- **GIVEN REQUEST**
Format as a JSON list of strings, one per line, the lines running from the line with "data-point: [531, 387, 539, 395]" up to and including the line with "data-point: [664, 202, 672, 210]", omitting any blank lines.

=== MATERIAL FOR THE TASK ===

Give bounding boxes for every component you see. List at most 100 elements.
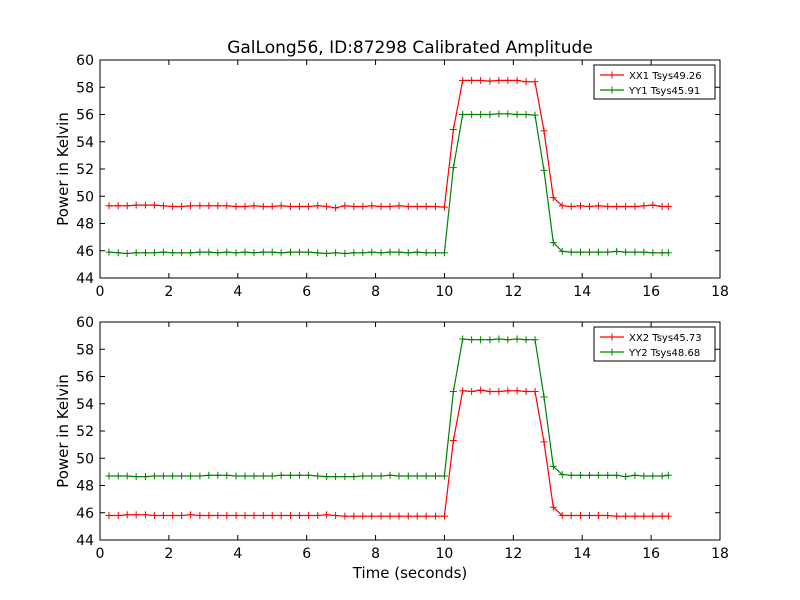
data-point: [531, 387, 539, 395]
data-point: [386, 202, 394, 210]
data-point: [585, 202, 593, 210]
data-point: [178, 249, 186, 257]
data-point: [332, 204, 340, 212]
data-point: [504, 387, 512, 395]
y-axis-label: Power in Kelvin: [54, 374, 72, 488]
data-point: [259, 472, 267, 480]
data-point: [664, 512, 672, 520]
data-point: [223, 248, 231, 256]
data-point: [241, 202, 249, 210]
data-point: [332, 511, 340, 519]
y-tick-label: 44: [76, 271, 94, 287]
data-point: [332, 473, 340, 481]
data-point: [613, 512, 621, 520]
data-point: [114, 249, 122, 257]
data-point: [196, 511, 204, 519]
data-point: [277, 249, 285, 257]
data-point: [268, 248, 276, 256]
data-point: [640, 202, 648, 210]
y-tick-label: 52: [76, 424, 94, 440]
data-point: [522, 111, 530, 118]
data-point: [531, 336, 539, 344]
data-point: [649, 472, 657, 480]
data-point: [359, 202, 367, 210]
data-point: [604, 511, 612, 519]
x-tick-label: 2: [164, 546, 173, 562]
data-point: [304, 248, 312, 256]
data-point: [295, 511, 303, 519]
data-point: [404, 472, 412, 480]
data-point: [286, 202, 294, 210]
data-point: [531, 111, 539, 119]
data-point: [205, 471, 213, 479]
data-point: [495, 387, 503, 395]
data-point: [440, 203, 448, 211]
data-point: [477, 76, 485, 84]
data-point: [187, 202, 195, 210]
data-point: [567, 202, 575, 210]
y-tick-label: 54: [76, 397, 94, 413]
data-point: [604, 248, 612, 256]
y-tick-label: 56: [76, 108, 94, 124]
data-point: [658, 249, 666, 257]
data-point: [522, 336, 530, 344]
data-point: [268, 511, 276, 519]
x-tick-label: 18: [711, 546, 729, 562]
data-point: [214, 202, 222, 210]
y-tick-label: 54: [76, 135, 94, 151]
data-point: [549, 239, 557, 247]
data-point: [377, 249, 385, 257]
data-point: [232, 202, 240, 210]
data-point: [323, 202, 331, 210]
data-point: [277, 511, 285, 519]
data-point: [187, 511, 195, 519]
data-point: [522, 78, 530, 86]
data-point: [567, 511, 575, 519]
data-point: [431, 512, 439, 520]
data-point: [477, 336, 485, 344]
data-point: [341, 473, 349, 481]
y-tick-label: 50: [76, 451, 94, 467]
data-point: [314, 472, 322, 480]
data-point: [664, 202, 672, 210]
data-point: [631, 248, 639, 256]
legend-label: YY2 Tsys48.68: [628, 348, 700, 359]
x-tick-label: 8: [371, 284, 380, 300]
data-point: [558, 202, 566, 210]
data-point: [404, 249, 412, 257]
data-point: [304, 471, 312, 479]
data-point: [114, 472, 122, 480]
data-point: [449, 125, 457, 133]
x-tick-label: 6: [302, 284, 311, 300]
legend-marker: [608, 71, 616, 79]
data-point: [241, 511, 249, 519]
data-point: [368, 472, 376, 480]
data-point: [232, 511, 240, 519]
data-point: [395, 202, 403, 210]
data-point: [250, 472, 258, 480]
data-point: [214, 249, 222, 257]
data-point: [141, 473, 149, 481]
data-point: [132, 511, 140, 519]
data-point: [440, 472, 448, 480]
data-point: [613, 471, 621, 479]
data-point: [664, 249, 672, 257]
data-point: [449, 164, 457, 172]
data-point: [259, 202, 267, 210]
data-point: [495, 335, 503, 343]
data-point: [304, 202, 312, 210]
data-point: [459, 335, 467, 343]
data-point: [604, 202, 612, 210]
data-point: [577, 202, 584, 210]
data-point: [105, 472, 113, 480]
data-point: [323, 511, 331, 519]
data-point: [631, 471, 639, 479]
y-tick-label: 46: [76, 244, 94, 260]
data-point: [585, 248, 593, 256]
data-point: [486, 111, 494, 118]
data-point: [178, 472, 186, 480]
data-point: [495, 110, 503, 118]
data-point: [268, 472, 276, 480]
data-point: [187, 472, 195, 480]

===

- **SOLUTION FOR THIS PROBLEM**
[
  "data-point: [531, 387, 539, 395]",
  "data-point: [386, 202, 394, 210]",
  "data-point: [585, 202, 593, 210]",
  "data-point: [178, 249, 186, 257]",
  "data-point: [332, 204, 340, 212]",
  "data-point: [504, 387, 512, 395]",
  "y-axis-label: Power in Kelvin: [54, 374, 72, 488]",
  "data-point: [259, 472, 267, 480]",
  "data-point: [664, 512, 672, 520]",
  "data-point: [223, 248, 231, 256]",
  "data-point: [241, 202, 249, 210]",
  "data-point: [332, 511, 340, 519]",
  "y-tick-label: 44: [76, 271, 94, 287]",
  "data-point: [332, 473, 340, 481]",
  "data-point: [613, 512, 621, 520]",
  "data-point: [114, 249, 122, 257]",
  "data-point: [196, 511, 204, 519]",
  "data-point: [277, 249, 285, 257]",
  "data-point: [268, 248, 276, 256]",
  "data-point: [640, 202, 648, 210]",
  "y-tick-label: 52: [76, 424, 94, 440]",
  "data-point: [522, 111, 530, 118]",
  "data-point: [531, 336, 539, 344]",
  "data-point: [649, 472, 657, 480]",
  "data-point: [359, 202, 367, 210]",
  "data-point: [604, 511, 612, 519]",
  "x-tick-label: 2: [164, 546, 173, 562]",
  "data-point: [304, 248, 312, 256]",
  "data-point: [295, 511, 303, 519]",
  "data-point: [404, 472, 412, 480]",
  "data-point: [286, 202, 294, 210]",
  "data-point: [531, 111, 539, 119]",
  "data-point: [205, 471, 213, 479]",
  "data-point: [495, 387, 503, 395]",
  "data-point: [440, 203, 448, 211]",
  "data-point: [477, 76, 485, 84]",
  "data-point: [187, 202, 195, 210]",
  "data-point: [567, 202, 575, 210]",
  "y-tick-label: 54: [76, 397, 94, 413]",
  "data-point: [604, 248, 612, 256]",
  "y-tick-label: 56: [76, 108, 94, 124]",
  "data-point: [658, 249, 666, 257]",
  "data-point: [522, 336, 530, 344]",
  "data-point: [268, 511, 276, 519]",
  "x-tick-label: 18: [711, 546, 729, 562]",
  "data-point: [214, 202, 222, 210]",
  "y-tick-label: 54: [76, 135, 94, 151]",
  "data-point: [549, 239, 557, 247]",
  "data-point: [377, 249, 385, 257]",
  "data-point: [232, 202, 240, 210]",
  "data-point: [323, 202, 331, 210]",
  "data-point: [277, 511, 285, 519]",
  "data-point: [187, 511, 195, 519]",
  "data-point: [522, 78, 530, 86]",
  "data-point: [567, 511, 575, 519]",
  "data-point: [431, 512, 439, 520]",
  "data-point: [477, 336, 485, 344]",
  "data-point: [341, 473, 349, 481]",
  "y-tick-label: 50: [76, 451, 94, 467]",
  "data-point: [314, 472, 322, 480]",
  "data-point: [664, 202, 672, 210]"
]